======== Given entries

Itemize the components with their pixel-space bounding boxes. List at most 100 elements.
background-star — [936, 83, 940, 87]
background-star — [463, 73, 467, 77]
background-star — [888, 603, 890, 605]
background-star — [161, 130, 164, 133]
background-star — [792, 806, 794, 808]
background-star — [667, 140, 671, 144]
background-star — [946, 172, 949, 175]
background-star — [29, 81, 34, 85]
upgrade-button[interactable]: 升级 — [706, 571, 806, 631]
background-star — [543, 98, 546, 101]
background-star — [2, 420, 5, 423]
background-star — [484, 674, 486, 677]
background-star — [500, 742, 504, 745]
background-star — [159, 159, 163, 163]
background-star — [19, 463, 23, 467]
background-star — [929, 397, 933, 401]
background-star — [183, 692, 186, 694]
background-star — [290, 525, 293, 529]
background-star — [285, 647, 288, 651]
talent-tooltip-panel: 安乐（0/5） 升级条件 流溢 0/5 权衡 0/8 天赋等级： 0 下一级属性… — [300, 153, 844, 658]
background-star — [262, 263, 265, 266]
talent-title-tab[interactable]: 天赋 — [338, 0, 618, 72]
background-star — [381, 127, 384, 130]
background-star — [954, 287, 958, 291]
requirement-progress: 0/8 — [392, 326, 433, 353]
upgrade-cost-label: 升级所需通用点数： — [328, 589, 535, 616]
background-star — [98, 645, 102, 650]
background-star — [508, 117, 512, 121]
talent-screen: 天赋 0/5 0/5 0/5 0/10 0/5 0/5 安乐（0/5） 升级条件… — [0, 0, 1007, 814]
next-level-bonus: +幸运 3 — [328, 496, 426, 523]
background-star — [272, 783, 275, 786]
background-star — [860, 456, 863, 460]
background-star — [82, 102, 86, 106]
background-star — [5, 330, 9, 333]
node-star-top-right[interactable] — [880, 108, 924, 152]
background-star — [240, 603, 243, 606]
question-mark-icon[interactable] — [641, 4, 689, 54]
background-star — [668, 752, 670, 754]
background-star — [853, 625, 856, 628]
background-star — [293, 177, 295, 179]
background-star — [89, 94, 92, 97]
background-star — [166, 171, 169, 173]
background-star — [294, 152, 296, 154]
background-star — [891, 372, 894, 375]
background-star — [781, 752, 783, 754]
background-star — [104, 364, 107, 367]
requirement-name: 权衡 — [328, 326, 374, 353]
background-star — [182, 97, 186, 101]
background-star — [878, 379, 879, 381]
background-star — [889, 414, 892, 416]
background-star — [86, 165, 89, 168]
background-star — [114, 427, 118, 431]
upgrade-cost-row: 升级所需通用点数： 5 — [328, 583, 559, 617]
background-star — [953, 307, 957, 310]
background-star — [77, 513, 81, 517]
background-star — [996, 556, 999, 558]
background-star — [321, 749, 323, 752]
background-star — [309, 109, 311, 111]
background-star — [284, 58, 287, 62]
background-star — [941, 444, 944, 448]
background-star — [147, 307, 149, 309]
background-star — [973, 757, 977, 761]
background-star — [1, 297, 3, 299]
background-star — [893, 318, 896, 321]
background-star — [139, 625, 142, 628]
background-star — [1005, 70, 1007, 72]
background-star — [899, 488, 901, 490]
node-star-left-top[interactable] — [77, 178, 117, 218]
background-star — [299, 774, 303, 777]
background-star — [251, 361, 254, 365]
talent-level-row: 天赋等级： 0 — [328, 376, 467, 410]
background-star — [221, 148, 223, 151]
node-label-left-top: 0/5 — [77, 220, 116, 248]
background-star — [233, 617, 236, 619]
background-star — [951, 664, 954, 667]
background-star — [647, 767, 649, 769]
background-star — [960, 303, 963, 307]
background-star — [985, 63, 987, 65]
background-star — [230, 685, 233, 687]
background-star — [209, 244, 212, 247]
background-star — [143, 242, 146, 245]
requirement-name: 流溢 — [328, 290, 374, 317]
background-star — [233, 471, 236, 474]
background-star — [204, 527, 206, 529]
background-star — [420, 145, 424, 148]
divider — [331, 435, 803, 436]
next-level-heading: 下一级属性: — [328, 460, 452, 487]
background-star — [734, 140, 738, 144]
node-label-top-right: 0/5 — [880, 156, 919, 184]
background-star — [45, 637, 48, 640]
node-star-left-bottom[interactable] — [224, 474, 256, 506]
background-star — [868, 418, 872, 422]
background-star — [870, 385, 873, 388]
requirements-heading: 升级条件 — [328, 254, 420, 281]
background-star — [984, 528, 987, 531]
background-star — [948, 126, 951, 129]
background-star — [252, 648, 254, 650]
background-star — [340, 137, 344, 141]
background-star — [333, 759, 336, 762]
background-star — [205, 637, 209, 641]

================

Your goal:
Write out every line of the items above, reproducing each one character for character.

Solved problem:
Itemize the components with their pixel-space bounding boxes. List at most 100 elements.
background-star — [936, 83, 940, 87]
background-star — [463, 73, 467, 77]
background-star — [888, 603, 890, 605]
background-star — [161, 130, 164, 133]
background-star — [792, 806, 794, 808]
background-star — [667, 140, 671, 144]
background-star — [946, 172, 949, 175]
background-star — [29, 81, 34, 85]
upgrade-button[interactable]: 升级 — [706, 571, 806, 631]
background-star — [543, 98, 546, 101]
background-star — [2, 420, 5, 423]
background-star — [484, 674, 486, 677]
background-star — [500, 742, 504, 745]
background-star — [159, 159, 163, 163]
background-star — [19, 463, 23, 467]
background-star — [929, 397, 933, 401]
background-star — [183, 692, 186, 694]
background-star — [290, 525, 293, 529]
background-star — [285, 647, 288, 651]
talent-tooltip-panel: 安乐（0/5） 升级条件 流溢 0/5 权衡 0/8 天赋等级： 0 下一级属性… — [300, 153, 844, 658]
background-star — [262, 263, 265, 266]
talent-title-tab[interactable]: 天赋 — [338, 0, 618, 72]
background-star — [381, 127, 384, 130]
background-star — [954, 287, 958, 291]
requirement-progress: 0/8 — [392, 326, 433, 353]
upgrade-cost-label: 升级所需通用点数： — [328, 589, 535, 616]
background-star — [98, 645, 102, 650]
background-star — [508, 117, 512, 121]
talent-screen: 天赋 0/5 0/5 0/5 0/10 0/5 0/5 安乐（0/5） 升级条件… — [0, 0, 1007, 814]
next-level-bonus: +幸运 3 — [328, 496, 426, 523]
background-star — [272, 783, 275, 786]
background-star — [860, 456, 863, 460]
background-star — [82, 102, 86, 106]
background-star — [5, 330, 9, 333]
node-star-top-right[interactable] — [880, 108, 924, 152]
background-star — [240, 603, 243, 606]
question-mark-icon[interactable] — [641, 4, 689, 54]
background-star — [668, 752, 670, 754]
background-star — [853, 625, 856, 628]
background-star — [293, 177, 295, 179]
background-star — [89, 94, 92, 97]
background-star — [166, 171, 169, 173]
background-star — [294, 152, 296, 154]
background-star — [891, 372, 894, 375]
background-star — [781, 752, 783, 754]
background-star — [104, 364, 107, 367]
requirement-name: 权衡 — [328, 326, 374, 353]
background-star — [182, 97, 186, 101]
background-star — [878, 379, 879, 381]
background-star — [889, 414, 892, 416]
background-star — [86, 165, 89, 168]
background-star — [114, 427, 118, 431]
upgrade-cost-row: 升级所需通用点数： 5 — [328, 583, 559, 617]
background-star — [953, 307, 957, 310]
background-star — [77, 513, 81, 517]
background-star — [996, 556, 999, 558]
background-star — [321, 749, 323, 752]
background-star — [309, 109, 311, 111]
background-star — [284, 58, 287, 62]
background-star — [941, 444, 944, 448]
background-star — [147, 307, 149, 309]
background-star — [973, 757, 977, 761]
background-star — [1, 297, 3, 299]
background-star — [893, 318, 896, 321]
background-star — [139, 625, 142, 628]
background-star — [1005, 70, 1007, 72]
background-star — [899, 488, 901, 490]
node-star-left-top[interactable] — [77, 178, 117, 218]
background-star — [299, 774, 303, 777]
background-star — [251, 361, 254, 365]
talent-level-row: 天赋等级： 0 — [328, 376, 467, 410]
background-star — [221, 148, 223, 151]
node-label-left-top: 0/5 — [77, 220, 116, 248]
background-star — [233, 617, 236, 619]
background-star — [951, 664, 954, 667]
background-star — [647, 767, 649, 769]
background-star — [960, 303, 963, 307]
background-star — [985, 63, 987, 65]
background-star — [230, 685, 233, 687]
background-star — [209, 244, 212, 247]
background-star — [143, 242, 146, 245]
requirement-name: 流溢 — [328, 290, 374, 317]
background-star — [233, 471, 236, 474]
background-star — [204, 527, 206, 529]
background-star — [420, 145, 424, 148]
divider — [331, 435, 803, 436]
next-level-heading: 下一级属性: — [328, 460, 452, 487]
background-star — [734, 140, 738, 144]
node-label-top-right: 0/5 — [880, 156, 919, 184]
background-star — [45, 637, 48, 640]
node-star-left-bottom[interactable] — [224, 474, 256, 506]
background-star — [868, 418, 872, 422]
background-star — [870, 385, 873, 388]
requirements-heading: 升级条件 — [328, 254, 420, 281]
background-star — [984, 528, 987, 531]
background-star — [948, 126, 951, 129]
background-star — [252, 648, 254, 650]
background-star — [340, 137, 344, 141]
background-star — [333, 759, 336, 762]
background-star — [205, 637, 209, 641]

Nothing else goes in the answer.